[Extracted data entries]

====================

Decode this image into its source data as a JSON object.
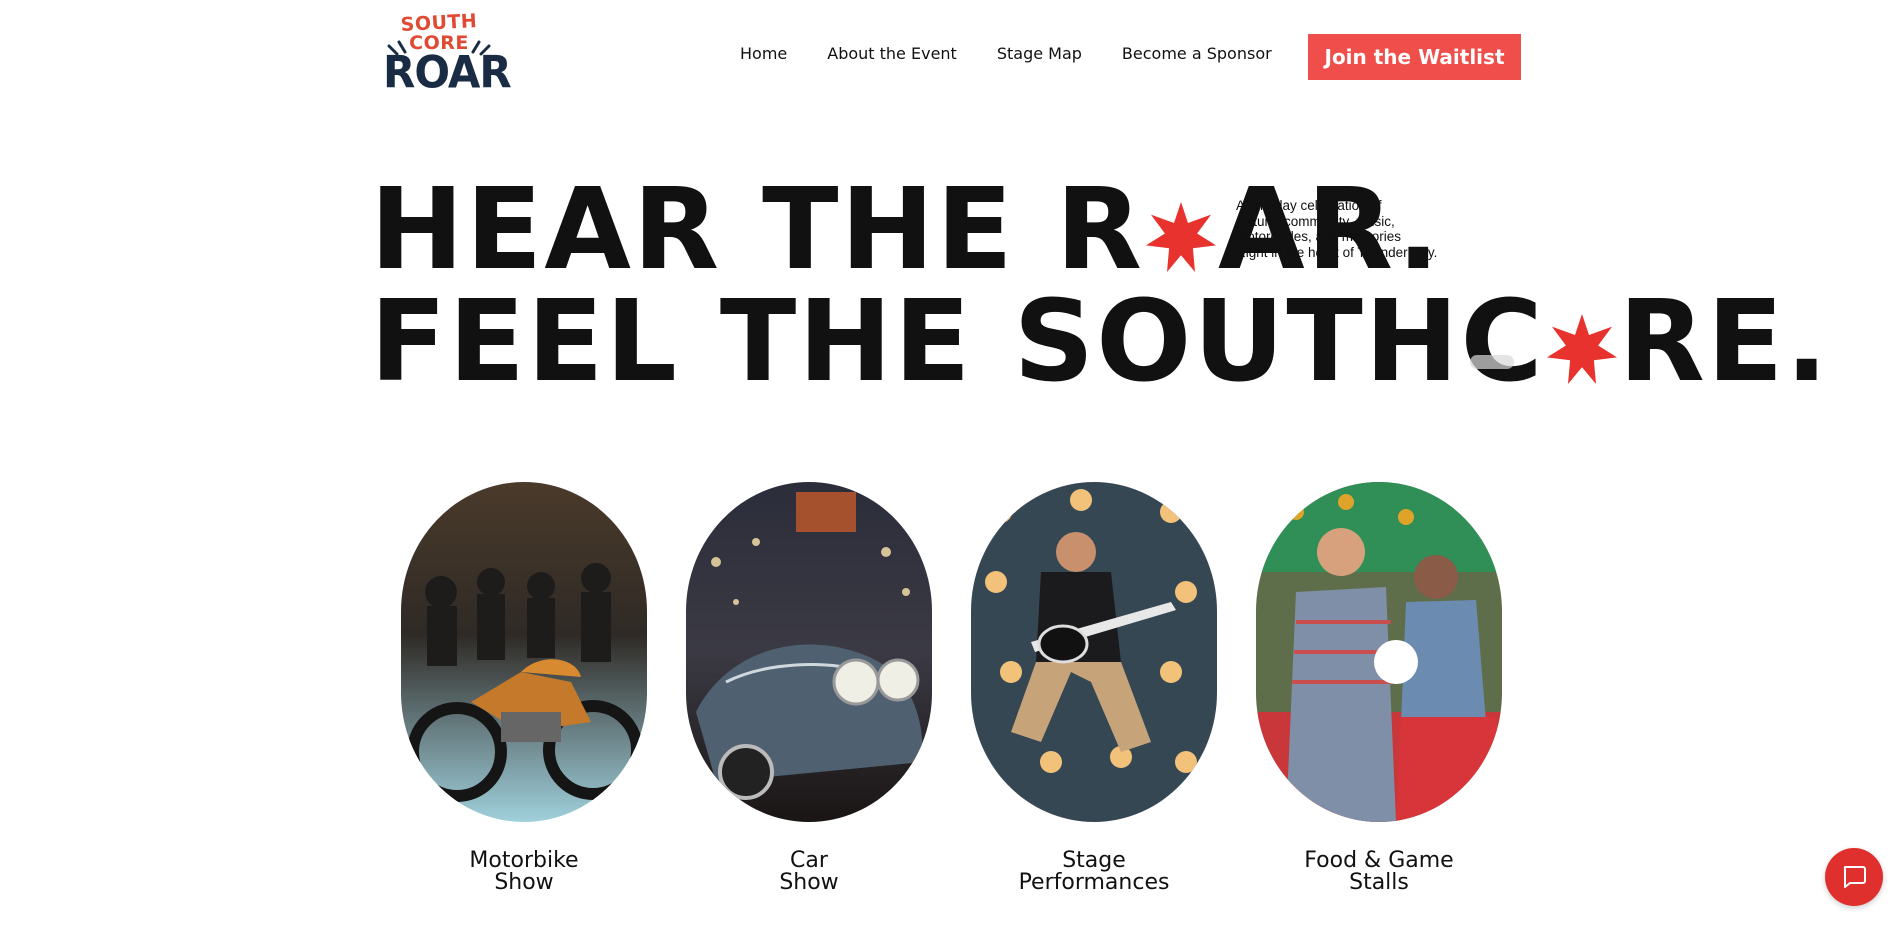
{
  "logo": {
    "line1": "SOUTH",
    "line2": "CORE",
    "line3": "ROAR"
  },
  "nav": {
    "items": [
      {
        "label": "Home"
      },
      {
        "label": "About the Event"
      },
      {
        "label": "Stage Map"
      },
      {
        "label": "Become a Sponsor"
      }
    ],
    "cta": "Join the Waitlist"
  },
  "hero": {
    "line1_a": "HEAR THE R",
    "line1_b": "AR.",
    "line2_a": "FEEL THE SOUTHC",
    "line2_b": "RE."
  },
  "tagline": {
    "l1": "A one-day celebration of",
    "l2": "culture, community, music,",
    "l3": "motorcycles, and memories",
    "l4": "Right in the heart of Thunder Bay."
  },
  "cards": [
    {
      "l1": "Motorbike",
      "l2": "Show"
    },
    {
      "l1": "Car",
      "l2": "Show"
    },
    {
      "l1": "Stage",
      "l2": "Performances"
    },
    {
      "l1": "Food & Game",
      "l2": "Stalls"
    }
  ],
  "colors": {
    "accent": "#ef4e4b",
    "star": "#e8322e",
    "logo_red": "#e04a33",
    "logo_navy": "#1a2b44"
  },
  "icons": {
    "chat": "chat-bubble-icon"
  }
}
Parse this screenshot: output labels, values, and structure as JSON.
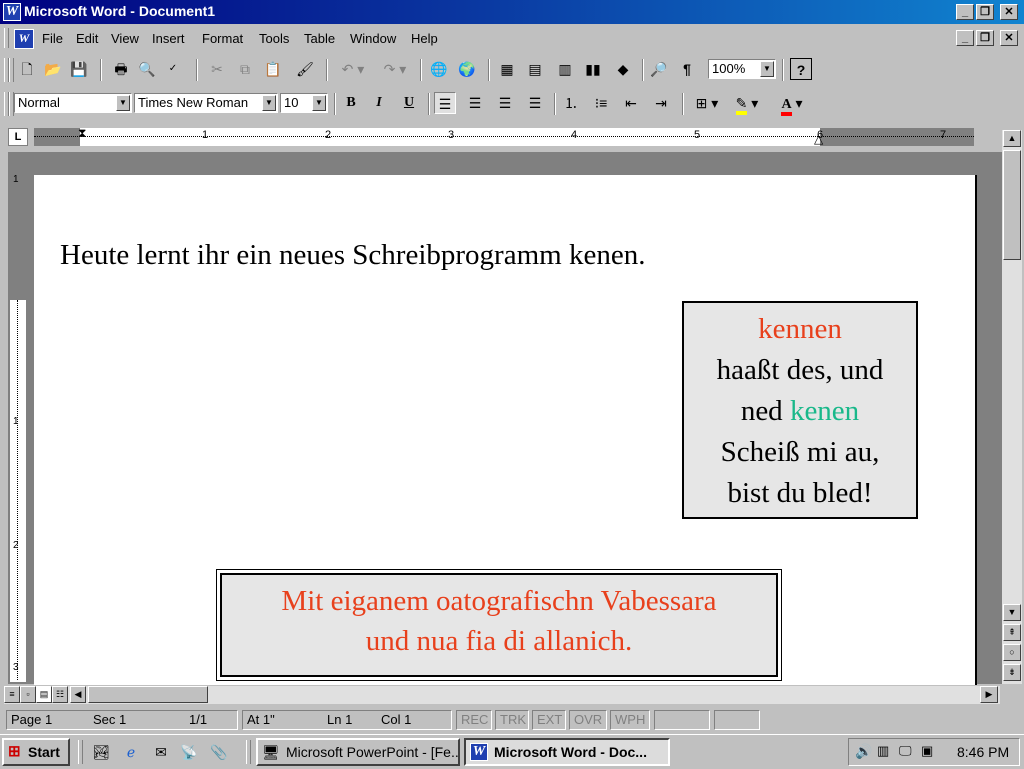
{
  "window": {
    "title": "Microsoft Word - Document1",
    "app_icon": "word-icon"
  },
  "menu": [
    "File",
    "Edit",
    "View",
    "Insert",
    "Format",
    "Tools",
    "Table",
    "Window",
    "Help"
  ],
  "toolbar": {
    "zoom": "100%",
    "paragraph_mark": "¶",
    "help_mark": "?"
  },
  "format": {
    "style": "Normal",
    "font": "Times New Roman",
    "size": "10",
    "bold": "B",
    "italic": "I",
    "underline": "U",
    "font_color_mark": "A"
  },
  "ruler": {
    "marks": [
      "1",
      "2",
      "3",
      "4",
      "5",
      "6",
      "7"
    ],
    "vmarks": [
      "1",
      "1",
      "2",
      "3"
    ]
  },
  "document": {
    "line1": "Heute lernt ihr ein neues Schreibprogramm kenen.",
    "box1": {
      "red_word": "kennen",
      "line2": "haaßt des, und",
      "line3_prefix": "ned",
      "green_word": "kenen",
      "line4": "Scheiß mi au,",
      "line5": "bist du bled!"
    },
    "box2": {
      "line1": "Mit eiganem oatografischn Vabessara",
      "line2": "und nua fia di allanich."
    }
  },
  "status": {
    "page": "Page  1",
    "sec": "Sec  1",
    "pages": "1/1",
    "at": "At  1\"",
    "ln": "Ln  1",
    "col": "Col  1",
    "rec": "REC",
    "trk": "TRK",
    "ext": "EXT",
    "ovr": "OVR",
    "wph": "WPH"
  },
  "taskbar": {
    "start": "Start",
    "task1": "Microsoft PowerPoint - [Fe...",
    "task2": "Microsoft Word - Doc...",
    "clock": "8:46 PM"
  },
  "colors": {
    "red": "#e8401c",
    "green": "#19b88a",
    "title": "#000080"
  }
}
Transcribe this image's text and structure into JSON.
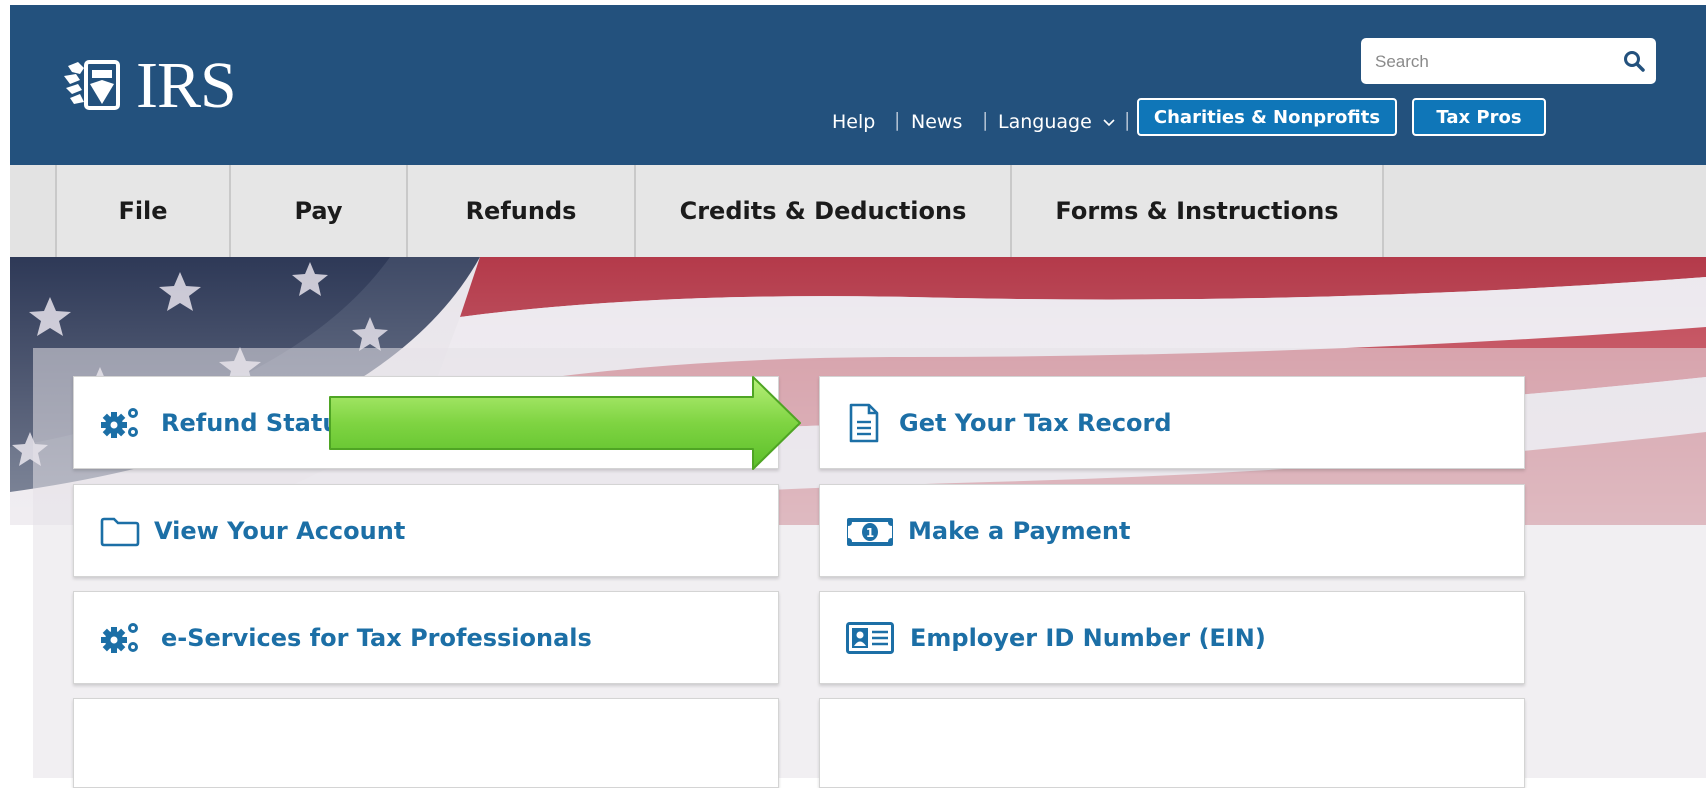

====================

▶ Given problem: Select, from the listing, all lines that include the word "this".

▶ Result:
Decode this image into its source data as a JSON object.
Parse this screenshot: output labels, values, and structure as JSON.
Transcribe this image's text and structure into JSON.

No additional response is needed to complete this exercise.